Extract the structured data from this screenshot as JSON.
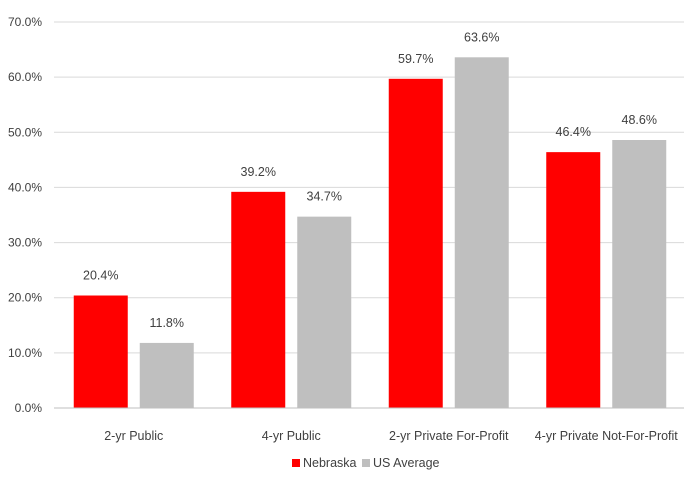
{
  "chart_data": {
    "type": "bar",
    "categories": [
      "2-yr Public",
      "4-yr Public",
      "2-yr Private For-Profit",
      "4-yr Private Not-For-Profit"
    ],
    "series": [
      {
        "name": "Nebraska",
        "values": [
          20.4,
          39.2,
          59.7,
          46.4
        ],
        "labels": [
          "20.4%",
          "39.2%",
          "59.7%",
          "46.4%"
        ],
        "color": "#ff0000"
      },
      {
        "name": "US Average",
        "values": [
          11.8,
          34.7,
          63.6,
          48.6
        ],
        "labels": [
          "11.8%",
          "34.7%",
          "63.6%",
          "48.6%"
        ],
        "color": "#bfbfbf"
      }
    ],
    "ylim": [
      0,
      70
    ],
    "yticks": [
      0,
      10,
      20,
      30,
      40,
      50,
      60,
      70
    ],
    "ytick_labels": [
      "0.0%",
      "10.0%",
      "20.0%",
      "30.0%",
      "40.0%",
      "50.0%",
      "60.0%",
      "70.0%"
    ],
    "grid": true,
    "legend_position": "bottom",
    "title": "",
    "xlabel": "",
    "ylabel": ""
  }
}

TASK TO CARRY OUT:
Filter the listing for the word "Private" and copy every line that holds it.

RESPONSE TO THE EXERCISE:
      "2-yr Private For-Profit",
      "4-yr Private Not-For-Profit"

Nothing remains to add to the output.